_やること_:
[1] タイのビジネスと人権に関する国家行動計画についての文章から、「Ⅲ タイのNAPの特徴」から「and Human Rights:NAP)である。」までを全部そのまま打ち直してください。
[2] 一覧の最初の行から「interes-normal: 14.00% (230, 139, 388, 171)」を含む行までを、両端も含めて全部そのまま繰り返してください。それ以外の行は書かないでください。

_読む文章_:
───
The UN Guiding Principles on Business and Human Rights were unanimously endorsed by the UN Human Rights Council in 2011. To implement the Guiding Principles, governments of countries worldwide have drafted and launched their own national action plans on business and human rights (NAP), which consist of policy documents aimed at protecting human rights and ensuring that companies fulfill their responsibility to respect human rights. Although many European countries had already published their NAPs, no Asian country had until Thailand drafted and launched its NAP in October 2019. This article discusses the background and process behind the drafting of Thailand’s NAP, investigates the reason why Thailand became the first country in Asia to do so, and discusses the significant features of the NAP and the policy measures it contains. During its military-led administration, which was criticized in a Universal Periodic Review by the UN Human Rights Council, Thailand took the development of its NAP as an opportunity to respond to demand from the EU market. Further, Thailand utilized the process of making its NAP to display its leadership among ASEAN member states. Thailand’s NAP directly addresses the issues for which Thailand has been criticized. Its uniqueness as an investment-hosting state is reflected in its policy measures on cross-border investment and multinational enterprises.

 問題の所在

Ⅰ NAPとは何か

Ⅱ タイのNAP策定プロセスとその背景,動機,意義

Ⅲ タイのNAPの特徴

 むすびにかえて

問題の所在

多国籍企業の活動が活発になるに従い,その投資先国である途上国社会に対して有する影響力,現地の人々の権利に与える負のインパクトが拡大してきた。その企業の活動をどう規制するか,企業活動の自由度を狭めたくない先進国(多国籍企業母国)と多国籍企業,それに対して多国籍企業の活動を規制しようとする途上国(多国籍企業による投資受け入れホスト国)と市民社会が対立してきた。その対立の構造関係を修復すべく作成されたものが「ビジネスと人権に関する国連指導原則」(以下,指導原則)である(注1)。同原則は2011年に国連人権理事会において全会一致で承認された。この指導原則を各国が実行すべく策定する政策文書が「ビジネスと人権に関する国家行動計画」(National Action Plan on Business and Human Rights:NAP)である。
───
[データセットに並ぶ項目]

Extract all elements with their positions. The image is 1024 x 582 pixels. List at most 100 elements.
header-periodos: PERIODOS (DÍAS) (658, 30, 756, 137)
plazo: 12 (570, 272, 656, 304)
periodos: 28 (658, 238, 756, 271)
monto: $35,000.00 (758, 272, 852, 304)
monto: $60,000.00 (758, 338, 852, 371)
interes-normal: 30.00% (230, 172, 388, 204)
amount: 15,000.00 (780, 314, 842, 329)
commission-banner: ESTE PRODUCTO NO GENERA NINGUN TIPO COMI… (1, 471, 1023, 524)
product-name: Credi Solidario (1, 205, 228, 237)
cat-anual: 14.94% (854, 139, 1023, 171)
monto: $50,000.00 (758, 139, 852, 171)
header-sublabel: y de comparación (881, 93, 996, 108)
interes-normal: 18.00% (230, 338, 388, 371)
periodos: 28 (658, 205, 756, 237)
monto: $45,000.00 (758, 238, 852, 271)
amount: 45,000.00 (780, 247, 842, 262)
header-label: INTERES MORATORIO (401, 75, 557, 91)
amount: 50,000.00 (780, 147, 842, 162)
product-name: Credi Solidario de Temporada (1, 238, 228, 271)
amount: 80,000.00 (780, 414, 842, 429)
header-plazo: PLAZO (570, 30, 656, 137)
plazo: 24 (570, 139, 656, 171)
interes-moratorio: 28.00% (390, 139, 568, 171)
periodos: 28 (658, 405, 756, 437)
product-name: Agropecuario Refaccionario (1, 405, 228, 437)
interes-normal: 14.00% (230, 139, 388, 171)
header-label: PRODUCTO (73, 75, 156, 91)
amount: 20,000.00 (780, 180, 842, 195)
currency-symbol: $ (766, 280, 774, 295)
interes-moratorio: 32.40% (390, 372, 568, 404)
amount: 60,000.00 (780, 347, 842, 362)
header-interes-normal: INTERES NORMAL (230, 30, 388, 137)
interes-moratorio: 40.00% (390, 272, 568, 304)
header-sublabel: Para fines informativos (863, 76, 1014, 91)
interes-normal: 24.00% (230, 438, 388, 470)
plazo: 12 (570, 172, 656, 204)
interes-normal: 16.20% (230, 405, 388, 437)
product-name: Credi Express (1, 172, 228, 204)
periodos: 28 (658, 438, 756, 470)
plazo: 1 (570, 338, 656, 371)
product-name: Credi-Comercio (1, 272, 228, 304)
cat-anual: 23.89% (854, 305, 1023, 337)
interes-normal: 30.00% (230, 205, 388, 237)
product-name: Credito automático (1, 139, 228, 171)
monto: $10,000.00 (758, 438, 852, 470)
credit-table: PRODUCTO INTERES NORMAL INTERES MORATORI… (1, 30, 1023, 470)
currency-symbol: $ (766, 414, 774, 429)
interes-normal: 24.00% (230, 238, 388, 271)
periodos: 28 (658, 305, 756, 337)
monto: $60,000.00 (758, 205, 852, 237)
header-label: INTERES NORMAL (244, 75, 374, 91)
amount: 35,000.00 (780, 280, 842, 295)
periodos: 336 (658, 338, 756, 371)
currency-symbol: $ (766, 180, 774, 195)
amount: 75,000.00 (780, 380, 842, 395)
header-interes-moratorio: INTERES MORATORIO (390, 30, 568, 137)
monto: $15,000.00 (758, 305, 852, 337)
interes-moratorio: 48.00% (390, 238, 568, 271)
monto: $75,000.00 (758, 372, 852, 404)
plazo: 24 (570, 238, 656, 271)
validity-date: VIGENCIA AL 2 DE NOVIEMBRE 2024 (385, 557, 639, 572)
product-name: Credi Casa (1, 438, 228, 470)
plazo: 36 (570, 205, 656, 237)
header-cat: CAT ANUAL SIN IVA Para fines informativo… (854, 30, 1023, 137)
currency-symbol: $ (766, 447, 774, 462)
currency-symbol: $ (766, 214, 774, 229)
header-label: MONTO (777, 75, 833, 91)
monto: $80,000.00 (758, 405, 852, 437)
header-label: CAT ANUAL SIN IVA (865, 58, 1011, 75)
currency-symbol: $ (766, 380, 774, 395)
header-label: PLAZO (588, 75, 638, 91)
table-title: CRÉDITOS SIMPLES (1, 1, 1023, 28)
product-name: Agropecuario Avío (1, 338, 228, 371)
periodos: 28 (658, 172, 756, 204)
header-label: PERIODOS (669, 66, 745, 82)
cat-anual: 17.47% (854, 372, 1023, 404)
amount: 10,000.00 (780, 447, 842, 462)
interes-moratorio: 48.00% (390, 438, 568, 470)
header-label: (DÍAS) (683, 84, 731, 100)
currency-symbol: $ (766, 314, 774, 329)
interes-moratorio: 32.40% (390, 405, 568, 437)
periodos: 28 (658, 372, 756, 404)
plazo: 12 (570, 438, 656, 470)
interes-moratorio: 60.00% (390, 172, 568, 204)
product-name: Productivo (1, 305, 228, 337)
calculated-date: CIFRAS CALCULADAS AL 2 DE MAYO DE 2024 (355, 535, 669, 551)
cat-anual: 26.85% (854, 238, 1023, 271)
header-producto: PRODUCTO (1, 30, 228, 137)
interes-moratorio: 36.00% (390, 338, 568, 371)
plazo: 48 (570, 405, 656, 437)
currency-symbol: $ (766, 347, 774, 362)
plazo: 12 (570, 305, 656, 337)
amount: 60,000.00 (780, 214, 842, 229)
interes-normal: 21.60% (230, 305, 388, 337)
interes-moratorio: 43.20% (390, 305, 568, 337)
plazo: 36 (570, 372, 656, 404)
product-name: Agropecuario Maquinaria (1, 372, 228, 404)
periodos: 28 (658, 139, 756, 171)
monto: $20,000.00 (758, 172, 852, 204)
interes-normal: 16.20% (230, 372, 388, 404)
───
_答えのまとめ_:
[1]
Ⅲ タイのNAPの特徴

 むすびにかえて

問題の所在

多国籍企業の活動が活発になるに従い,その投資先国である途上国社会に対して有する影響力,現地の人々の権利に与える負のインパクトが拡大してきた。その企業の活動をどう規制するか,企業活動の自由度を狭めたくない先進国(多国籍企業母国)と多国籍企業,それに対して多国籍企業の活動を規制しようとする途上国(多国籍企業による投資受け入れホスト国)と市民社会が対立してきた。その対立の構造関係を修復すべく作成されたものが「ビジネスと人権に関する国連指導原則」(以下,指導原則)である(注1)。同原則は2011年に国連人権理事会において全会一致で承認された。この指導原則を各国が実行すべく策定する政策文書が「ビジネスと人権に関する国家行動計画」(National Action Plan on Business and Human Rights:NAP)である。

[2]
Extract all elements with their positions. The image is 1024 x 582 pixels. List at most 100 elements.
header-periodos: PERIODOS (DÍAS) (658, 30, 756, 137)
plazo: 12 (570, 272, 656, 304)
periodos: 28 (658, 238, 756, 271)
monto: $35,000.00 (758, 272, 852, 304)
monto: $60,000.00 (758, 338, 852, 371)
interes-normal: 30.00% (230, 172, 388, 204)
amount: 15,000.00 (780, 314, 842, 329)
commission-banner: ESTE PRODUCTO NO GENERA NINGUN TIPO COMI… (1, 471, 1023, 524)
product-name: Credi Solidario (1, 205, 228, 237)
cat-anual: 14.94% (854, 139, 1023, 171)
monto: $50,000.00 (758, 139, 852, 171)
header-sublabel: y de comparación (881, 93, 996, 108)
interes-normal: 18.00% (230, 338, 388, 371)
periodos: 28 (658, 205, 756, 237)
monto: $45,000.00 (758, 238, 852, 271)
amount: 45,000.00 (780, 247, 842, 262)
header-label: INTERES MORATORIO (401, 75, 557, 91)
amount: 50,000.00 (780, 147, 842, 162)
product-name: Credi Solidario de Temporada (1, 238, 228, 271)
amount: 80,000.00 (780, 414, 842, 429)
header-plazo: PLAZO (570, 30, 656, 137)
plazo: 24 (570, 139, 656, 171)
interes-moratorio: 28.00% (390, 139, 568, 171)
periodos: 28 (658, 405, 756, 437)
product-name: Agropecuario Refaccionario (1, 405, 228, 437)
interes-normal: 14.00% (230, 139, 388, 171)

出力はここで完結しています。